» **Your task**: What follows is a block of records; restate each one word for word.

[Records contained in a dataset]
········

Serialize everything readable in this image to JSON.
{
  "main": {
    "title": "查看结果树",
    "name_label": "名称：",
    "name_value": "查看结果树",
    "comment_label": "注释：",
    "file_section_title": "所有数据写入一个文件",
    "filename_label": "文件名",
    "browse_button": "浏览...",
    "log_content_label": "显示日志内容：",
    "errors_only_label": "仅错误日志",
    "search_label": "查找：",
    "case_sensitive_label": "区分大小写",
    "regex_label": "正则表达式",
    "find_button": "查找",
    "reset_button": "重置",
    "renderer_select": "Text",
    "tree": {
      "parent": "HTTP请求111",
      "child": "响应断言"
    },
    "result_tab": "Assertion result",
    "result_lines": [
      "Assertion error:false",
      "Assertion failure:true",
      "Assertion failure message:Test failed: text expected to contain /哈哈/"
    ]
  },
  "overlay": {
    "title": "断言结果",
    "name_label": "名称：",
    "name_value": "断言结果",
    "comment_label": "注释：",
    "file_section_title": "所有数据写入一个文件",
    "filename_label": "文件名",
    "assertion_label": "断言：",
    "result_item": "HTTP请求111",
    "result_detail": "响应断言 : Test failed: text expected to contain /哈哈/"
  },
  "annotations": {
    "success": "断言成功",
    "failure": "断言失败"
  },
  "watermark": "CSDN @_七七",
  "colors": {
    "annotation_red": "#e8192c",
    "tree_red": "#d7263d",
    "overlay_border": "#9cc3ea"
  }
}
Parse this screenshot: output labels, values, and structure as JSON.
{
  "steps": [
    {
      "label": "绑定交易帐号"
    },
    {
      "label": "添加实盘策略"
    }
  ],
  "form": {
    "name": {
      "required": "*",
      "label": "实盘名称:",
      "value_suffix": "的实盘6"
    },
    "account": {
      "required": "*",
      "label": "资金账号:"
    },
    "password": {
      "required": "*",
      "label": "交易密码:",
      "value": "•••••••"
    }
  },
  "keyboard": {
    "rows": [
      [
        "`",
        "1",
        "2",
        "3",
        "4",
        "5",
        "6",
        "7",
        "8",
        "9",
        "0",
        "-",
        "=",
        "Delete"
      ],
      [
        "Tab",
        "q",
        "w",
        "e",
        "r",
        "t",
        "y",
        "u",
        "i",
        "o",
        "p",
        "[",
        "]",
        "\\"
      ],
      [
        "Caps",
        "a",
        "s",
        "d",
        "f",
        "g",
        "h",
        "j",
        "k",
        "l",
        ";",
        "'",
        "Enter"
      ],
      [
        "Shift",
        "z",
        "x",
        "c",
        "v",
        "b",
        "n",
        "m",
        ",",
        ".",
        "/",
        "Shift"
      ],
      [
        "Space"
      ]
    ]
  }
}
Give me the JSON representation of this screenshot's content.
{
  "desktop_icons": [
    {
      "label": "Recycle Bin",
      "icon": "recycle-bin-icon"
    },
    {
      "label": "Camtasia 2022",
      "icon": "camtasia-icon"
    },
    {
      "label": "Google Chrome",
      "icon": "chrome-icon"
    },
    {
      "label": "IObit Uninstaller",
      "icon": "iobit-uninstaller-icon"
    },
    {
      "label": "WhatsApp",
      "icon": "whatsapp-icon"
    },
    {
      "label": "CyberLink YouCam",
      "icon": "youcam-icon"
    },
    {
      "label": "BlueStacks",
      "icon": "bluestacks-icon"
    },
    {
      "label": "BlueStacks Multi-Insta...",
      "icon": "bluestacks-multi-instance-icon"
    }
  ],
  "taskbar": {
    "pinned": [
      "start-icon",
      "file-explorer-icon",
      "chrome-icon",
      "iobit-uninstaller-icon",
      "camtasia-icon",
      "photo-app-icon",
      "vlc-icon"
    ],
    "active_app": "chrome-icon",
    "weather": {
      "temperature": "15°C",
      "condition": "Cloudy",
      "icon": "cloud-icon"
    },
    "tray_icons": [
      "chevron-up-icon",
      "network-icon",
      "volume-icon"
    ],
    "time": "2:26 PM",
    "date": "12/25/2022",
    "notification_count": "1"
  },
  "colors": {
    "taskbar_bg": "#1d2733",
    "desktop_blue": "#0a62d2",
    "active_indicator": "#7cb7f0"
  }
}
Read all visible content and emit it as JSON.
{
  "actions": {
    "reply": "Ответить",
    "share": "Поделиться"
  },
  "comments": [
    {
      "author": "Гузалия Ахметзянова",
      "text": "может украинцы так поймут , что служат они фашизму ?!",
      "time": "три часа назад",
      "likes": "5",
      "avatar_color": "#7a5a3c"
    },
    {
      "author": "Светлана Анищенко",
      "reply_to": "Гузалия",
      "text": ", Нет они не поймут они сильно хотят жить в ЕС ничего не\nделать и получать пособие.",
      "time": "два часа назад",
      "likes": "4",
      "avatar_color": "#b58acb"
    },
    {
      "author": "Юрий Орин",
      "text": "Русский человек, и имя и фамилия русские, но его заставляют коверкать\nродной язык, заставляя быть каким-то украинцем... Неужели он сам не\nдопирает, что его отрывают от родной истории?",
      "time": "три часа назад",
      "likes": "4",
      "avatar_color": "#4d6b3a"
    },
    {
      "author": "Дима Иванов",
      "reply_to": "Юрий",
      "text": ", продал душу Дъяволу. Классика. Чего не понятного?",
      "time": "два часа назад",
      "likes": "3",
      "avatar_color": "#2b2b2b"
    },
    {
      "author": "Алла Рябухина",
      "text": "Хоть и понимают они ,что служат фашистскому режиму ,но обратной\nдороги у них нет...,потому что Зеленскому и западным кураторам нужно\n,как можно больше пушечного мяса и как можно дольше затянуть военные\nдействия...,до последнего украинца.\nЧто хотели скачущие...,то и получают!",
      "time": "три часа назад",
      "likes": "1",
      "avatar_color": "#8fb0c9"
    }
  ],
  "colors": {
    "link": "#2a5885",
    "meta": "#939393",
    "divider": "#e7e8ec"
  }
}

········

» **Finished answer**:
Serialize everything readable in this image to JSON.
{
  "main": {
    "title": "查看结果树",
    "name_label": "名称：",
    "name_value": "查看结果树",
    "comment_label": "注释：",
    "file_section_title": "所有数据写入一个文件",
    "filename_label": "文件名",
    "browse_button": "浏览...",
    "log_content_label": "显示日志内容：",
    "errors_only_label": "仅错误日志",
    "search_label": "查找：",
    "case_sensitive_label": "区分大小写",
    "regex_label": "正则表达式",
    "find_button": "查找",
    "reset_button": "重置",
    "renderer_select": "Text",
    "tree": {
      "parent": "HTTP请求111",
      "child": "响应断言"
    },
    "result_tab": "Assertion result",
    "result_lines": [
      "Assertion error:false",
      "Assertion failure:true",
      "Assertion failure message:Test failed: text expected to contain /哈哈/"
    ]
  },
  "overlay": {
    "title": "断言结果",
    "name_label": "名称：",
    "name_value": "断言结果",
    "comment_label": "注释：",
    "file_section_title": "所有数据写入一个文件",
    "filename_label": "文件名",
    "assertion_label": "断言：",
    "result_item": "HTTP请求111",
    "result_detail": "响应断言 : Test failed: text expected to contain /哈哈/"
  },
  "annotations": {
    "success": "断言成功",
    "failure": "断言失败"
  },
  "watermark": "CSDN @_七七",
  "colors": {
    "annotation_red": "#e8192c",
    "tree_red": "#d7263d",
    "overlay_border": "#9cc3ea"
  }
}
Parse this screenshot: output labels, values, and structure as JSON.
{
  "steps": [
    {
      "label": "绑定交易帐号"
    },
    {
      "label": "添加实盘策略"
    }
  ],
  "form": {
    "name": {
      "required": "*",
      "label": "实盘名称:",
      "value_suffix": "的实盘6"
    },
    "account": {
      "required": "*",
      "label": "资金账号:"
    },
    "password": {
      "required": "*",
      "label": "交易密码:",
      "value": "•••••••"
    }
  },
  "keyboard": {
    "rows": [
      [
        "`",
        "1",
        "2",
        "3",
        "4",
        "5",
        "6",
        "7",
        "8",
        "9",
        "0",
        "-",
        "=",
        "Delete"
      ],
      [
        "Tab",
        "q",
        "w",
        "e",
        "r",
        "t",
        "y",
        "u",
        "i",
        "o",
        "p",
        "[",
        "]",
        "\\"
      ],
      [
        "Caps",
        "a",
        "s",
        "d",
        "f",
        "g",
        "h",
        "j",
        "k",
        "l",
        ";",
        "'",
        "Enter"
      ],
      [
        "Shift",
        "z",
        "x",
        "c",
        "v",
        "b",
        "n",
        "m",
        ",",
        ".",
        "/",
        "Shift"
      ],
      [
        "Space"
      ]
    ]
  }
}
Give me the JSON representation of this screenshot's content.
{
  "desktop_icons": [
    {
      "label": "Recycle Bin",
      "icon": "recycle-bin-icon"
    },
    {
      "label": "Camtasia 2022",
      "icon": "camtasia-icon"
    },
    {
      "label": "Google Chrome",
      "icon": "chrome-icon"
    },
    {
      "label": "IObit Uninstaller",
      "icon": "iobit-uninstaller-icon"
    },
    {
      "label": "WhatsApp",
      "icon": "whatsapp-icon"
    },
    {
      "label": "CyberLink YouCam",
      "icon": "youcam-icon"
    },
    {
      "label": "BlueStacks",
      "icon": "bluestacks-icon"
    },
    {
      "label": "BlueStacks Multi-Insta...",
      "icon": "bluestacks-multi-instance-icon"
    }
  ],
  "taskbar": {
    "pinned": [
      "start-icon",
      "file-explorer-icon",
      "chrome-icon",
      "iobit-uninstaller-icon",
      "camtasia-icon",
      "photo-app-icon",
      "vlc-icon"
    ],
    "active_app": "chrome-icon",
    "weather": {
      "temperature": "15°C",
      "condition": "Cloudy",
      "icon": "cloud-icon"
    },
    "tray_icons": [
      "chevron-up-icon",
      "network-icon",
      "volume-icon"
    ],
    "time": "2:26 PM",
    "date": "12/25/2022",
    "notification_count": "1"
  },
  "colors": {
    "taskbar_bg": "#1d2733",
    "desktop_blue": "#0a62d2",
    "active_indicator": "#7cb7f0"
  }
}
Read all visible content and emit it as JSON.
{
  "actions": {
    "reply": "Ответить",
    "share": "Поделиться"
  },
  "comments": [
    {
      "author": "Гузалия Ахметзянова",
      "text": "может украинцы так поймут , что служат они фашизму ?!",
      "time": "три часа назад",
      "likes": "5",
      "avatar_color": "#7a5a3c"
    },
    {
      "author": "Светлана Анищенко",
      "reply_to": "Гузалия",
      "text": ", Нет они не поймут они сильно хотят жить в ЕС ничего не\nделать и получать пособие.",
      "time": "два часа назад",
      "likes": "4",
      "avatar_color": "#b58acb"
    },
    {
      "author": "Юрий Орин",
      "text": "Русский человек, и имя и фамилия русские, но его заставляют коверкать\nродной язык, заставляя быть каким-то украинцем... Неужели он сам не\nдопирает, что его отрывают от родной истории?",
      "time": "три часа назад",
      "likes": "4",
      "avatar_color": "#4d6b3a"
    },
    {
      "author": "Дима Иванов",
      "reply_to": "Юрий",
      "text": ", продал душу Дъяволу. Классика. Чего не понятного?",
      "time": "два часа назад",
      "likes": "3",
      "avatar_color": "#2b2b2b"
    },
    {
      "author": "Алла Рябухина",
      "text": "Хоть и понимают они ,что служат фашистскому режиму ,но обратной\nдороги у них нет...,потому что Зеленскому и западным кураторам нужно\n,как можно больше пушечного мяса и как можно дольше затянуть военные\nдействия...,до последнего украинца.\nЧто хотели скачущие...,то и получают!",
      "time": "три часа назад",
      "likes": "1",
      "avatar_color": "#8fb0c9"
    }
  ],
  "colors": {
    "link": "#2a5885",
    "meta": "#939393",
    "divider": "#e7e8ec"
  }
}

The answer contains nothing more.